#### Lesetext

Bereits ab dem 1. Januar 2020 wird der Realverbrauch jedes neu entwickelten Fahrzeugs aufgezeichnet. Ein Jahr lang gibt es noch eine Übergangszeit für Fahrzeuge, die nicht komplett neu entwickelt wurden. Ab dem 1. Januar 2021 fällt die Ausnahmeregelung der Abgasprüfung gemäß Euro6d-Temp-ISC / Euro6d-ISC und alle neu zugelassenen Fahrzeuge müssen ihre Daten speichern. In diesem Zusammenhang wurden auch die im Fahrzeug verbauten Bordcomputer genauer gemacht. Ihre Abweichung darf nunmehr maximal fünf Prozent vom Realverbrauch bezahlen. Gespeichert wird der Verbrauch bei den neuen Fahrzeugen ohnehin schon.


Doch während die diesmal die meisten Autobauer ihre Hausaufgaben gemacht haben, hapert es an der EU und den nationalen Verbänden. Die Daten werden spätestens zum 1. Januar 2020 zwar in den Fahrzeugen gespeichert. Doch weiß niemand, wie diese Daten real kontrolliert werden sollen und as später damit geschieht. Denkbar wären hierfür zufällige Tests in Flotten, die Übertragung während der Fahrt per Funk oder das Abgreifen der Daten über die Onboard-Schnittstelle bei der nächsten TÜV-Prüfung. Dabei scheint nicht nur zumindest zweifelhaft, was die EU mit den höchst unterschiedlichen Verbrauchsdaten jedes einzelnen anstellen will. Auch dürfte der ein oder andere Autofahrer ein Problem damit haben, dass sein Verbrauchsprofil - wenn auch anonymisiert - von einer Organisation bzw. der EU abgegriffen wird. Denn wenn der eigene Verbrauch öffentlich gemacht wird, wäre es mittelfristig ein leichtes, eine Realsteuer abzugreifen, je nachdem wie sparsam der Autofahrer unterwegs ist. Dem Überwachungsstaat sind durch das Monitoring Tür und Tor geöffnet.

Hybriden unter Druck

Schwierig könnte der Realverbrauch in erster Linie für die Plug-In-Hybriden werden, die derzeit auf dem Papier mit mikroskopischen Verbrauchswerten locken und diese zumindest annährend erreichen können, wenn man regelmäßig an der Steckdose tankt. Untersuchungen in den einzelnen europäischen Staaten haben ergeben, dass viele die Plug-In-Hybriden ebenso wie die Elektroautos in erster Linie wegen der hohen Subventionen gekauft haben und das Ladekabel oftmals ungenutzt im Kofferraum bleibt. Das würde durch das Fuel Consumption Monitoring ans Tageslicht kommen. Die Autohersteller gerieten unter einen noch größeren Druck, Fahrzeuge zu verkaufen, die auch in der Realität sparsam sind.

########

Zähle alle Wege auf, die der Lesetext als denkbar nennt, um die gespeicherten Verbrauchsdaten real zu kontrollieren.

#### Daten

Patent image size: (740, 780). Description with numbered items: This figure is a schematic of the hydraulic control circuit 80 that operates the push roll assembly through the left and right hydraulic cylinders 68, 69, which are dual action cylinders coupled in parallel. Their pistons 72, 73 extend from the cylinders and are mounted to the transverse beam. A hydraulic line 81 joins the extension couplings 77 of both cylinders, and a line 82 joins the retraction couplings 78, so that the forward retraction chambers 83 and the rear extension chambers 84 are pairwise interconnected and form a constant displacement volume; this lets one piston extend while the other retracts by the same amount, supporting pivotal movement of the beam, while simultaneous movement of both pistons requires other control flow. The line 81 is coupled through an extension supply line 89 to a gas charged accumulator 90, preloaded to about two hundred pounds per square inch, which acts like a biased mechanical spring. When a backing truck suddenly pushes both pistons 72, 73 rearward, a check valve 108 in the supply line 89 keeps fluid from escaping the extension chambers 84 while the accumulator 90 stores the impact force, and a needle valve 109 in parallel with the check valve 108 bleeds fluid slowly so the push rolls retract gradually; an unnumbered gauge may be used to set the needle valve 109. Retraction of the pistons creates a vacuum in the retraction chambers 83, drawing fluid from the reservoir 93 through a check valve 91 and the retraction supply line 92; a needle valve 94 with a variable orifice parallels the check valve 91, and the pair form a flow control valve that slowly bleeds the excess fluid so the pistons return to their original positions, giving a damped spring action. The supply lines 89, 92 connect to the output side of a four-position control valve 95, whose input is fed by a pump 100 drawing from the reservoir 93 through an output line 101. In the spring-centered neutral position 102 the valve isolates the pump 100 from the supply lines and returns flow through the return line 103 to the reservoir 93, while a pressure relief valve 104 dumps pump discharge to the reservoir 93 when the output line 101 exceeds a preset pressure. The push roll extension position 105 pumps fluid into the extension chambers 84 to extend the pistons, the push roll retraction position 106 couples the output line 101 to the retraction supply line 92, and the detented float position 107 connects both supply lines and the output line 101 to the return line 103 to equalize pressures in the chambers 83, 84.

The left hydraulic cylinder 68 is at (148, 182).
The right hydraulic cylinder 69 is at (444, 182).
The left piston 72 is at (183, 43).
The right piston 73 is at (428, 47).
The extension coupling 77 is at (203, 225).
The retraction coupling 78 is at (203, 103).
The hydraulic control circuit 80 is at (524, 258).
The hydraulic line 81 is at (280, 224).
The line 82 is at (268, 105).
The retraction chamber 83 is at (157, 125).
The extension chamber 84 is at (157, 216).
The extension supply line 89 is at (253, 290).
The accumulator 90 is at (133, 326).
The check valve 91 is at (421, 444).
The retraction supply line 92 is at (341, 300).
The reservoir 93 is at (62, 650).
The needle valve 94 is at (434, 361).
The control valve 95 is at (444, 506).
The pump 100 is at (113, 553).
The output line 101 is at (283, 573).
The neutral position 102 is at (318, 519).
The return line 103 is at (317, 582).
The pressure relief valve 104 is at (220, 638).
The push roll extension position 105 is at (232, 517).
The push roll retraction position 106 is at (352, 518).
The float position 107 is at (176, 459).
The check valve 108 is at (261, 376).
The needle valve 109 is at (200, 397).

########

### Die Antwort
- zufällige Tests in Flotten
- die Übertragung während der Fahrt per Funk
- das Abgreifen der Daten über die Onboard-Schnittstelle bei der nächsten TÜV-Prüfung